TASK REQUIREMENTS:
Render the items as a JSON list of strings, one string per line, starting at the first line and ending with the line that contains "The bottom sheet of material 155 is", both included. Leave out blank lines.

INPUT ROWS:
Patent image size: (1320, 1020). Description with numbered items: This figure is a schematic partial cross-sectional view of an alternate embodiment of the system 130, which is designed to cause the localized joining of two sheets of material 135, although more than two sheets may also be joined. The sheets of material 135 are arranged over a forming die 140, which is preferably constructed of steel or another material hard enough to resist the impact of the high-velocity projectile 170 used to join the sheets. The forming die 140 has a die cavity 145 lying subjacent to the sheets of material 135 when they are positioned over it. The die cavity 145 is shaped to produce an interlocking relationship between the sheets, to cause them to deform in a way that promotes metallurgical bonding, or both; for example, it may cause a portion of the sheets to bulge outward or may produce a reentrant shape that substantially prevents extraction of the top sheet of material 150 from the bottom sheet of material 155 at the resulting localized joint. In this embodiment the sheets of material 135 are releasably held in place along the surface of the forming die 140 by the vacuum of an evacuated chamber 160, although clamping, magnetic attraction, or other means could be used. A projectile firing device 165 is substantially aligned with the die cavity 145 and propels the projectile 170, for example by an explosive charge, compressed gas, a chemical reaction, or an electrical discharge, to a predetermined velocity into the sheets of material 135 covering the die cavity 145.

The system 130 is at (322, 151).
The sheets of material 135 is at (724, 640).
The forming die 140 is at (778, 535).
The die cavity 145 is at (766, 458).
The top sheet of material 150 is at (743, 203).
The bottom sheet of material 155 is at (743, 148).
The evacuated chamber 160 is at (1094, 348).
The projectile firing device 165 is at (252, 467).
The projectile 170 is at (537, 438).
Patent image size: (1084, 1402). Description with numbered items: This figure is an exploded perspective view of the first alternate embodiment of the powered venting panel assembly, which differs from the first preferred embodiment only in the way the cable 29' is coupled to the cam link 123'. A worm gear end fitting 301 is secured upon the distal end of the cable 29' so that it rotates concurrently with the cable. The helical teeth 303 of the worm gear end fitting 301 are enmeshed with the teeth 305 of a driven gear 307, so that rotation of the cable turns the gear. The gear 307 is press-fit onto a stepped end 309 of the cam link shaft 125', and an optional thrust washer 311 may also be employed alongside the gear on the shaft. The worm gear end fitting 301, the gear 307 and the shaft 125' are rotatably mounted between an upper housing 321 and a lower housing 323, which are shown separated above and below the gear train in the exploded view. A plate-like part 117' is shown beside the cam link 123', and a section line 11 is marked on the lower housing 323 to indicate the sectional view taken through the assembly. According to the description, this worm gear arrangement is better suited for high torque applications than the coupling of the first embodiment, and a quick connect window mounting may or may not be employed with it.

SOLVED EXERCISE:
[
  "Patent image size: (1320, 1020). Description with numbered items: This figure is a schematic partial cross-sectional view of an alternate embodiment of the system 130, which is designed to cause the localized joining of two sheets of material 135, although more than two sheets may also be joined. The sheets of material 135 are arranged over a forming die 140, which is preferably constructed of steel or another material hard enough to resist the impact of the high-velocity projectile 170 used to join the sheets. The forming die 140 has a die cavity 145 lying subjacent to the sheets of material 135 when they are positioned over it. The die cavity 145 is shaped to produce an interlocking relationship between the sheets, to cause them to deform in a way that promotes metallurgical bonding, or both; for example, it may cause a portion of the sheets to bulge outward or may produce a reentrant shape that substantially prevents extraction of the top sheet of material 150 from the bottom sheet of material 155 at the resulting localized joint. In this embodiment the sheets of material 135 are releasably held in place along the surface of the forming die 140 by the vacuum of an evacuated chamber 160, although clamping, magnetic attraction, or other means could be used. A projectile firing device 165 is substantially aligned with the die cavity 145 and propels the projectile 170, for example by an explosive charge, compressed gas, a chemical reaction, or an electrical discharge, to a predetermined velocity into the sheets of material 135 covering the die cavity 145.",
  "The system 130 is at (322, 151).",
  "The sheets of material 135 is at (724, 640).",
  "The forming die 140 is at (778, 535).",
  "The die cavity 145 is at (766, 458).",
  "The top sheet of material 150 is at (743, 203).",
  "The bottom sheet of material 155 is at (743, 148)."
]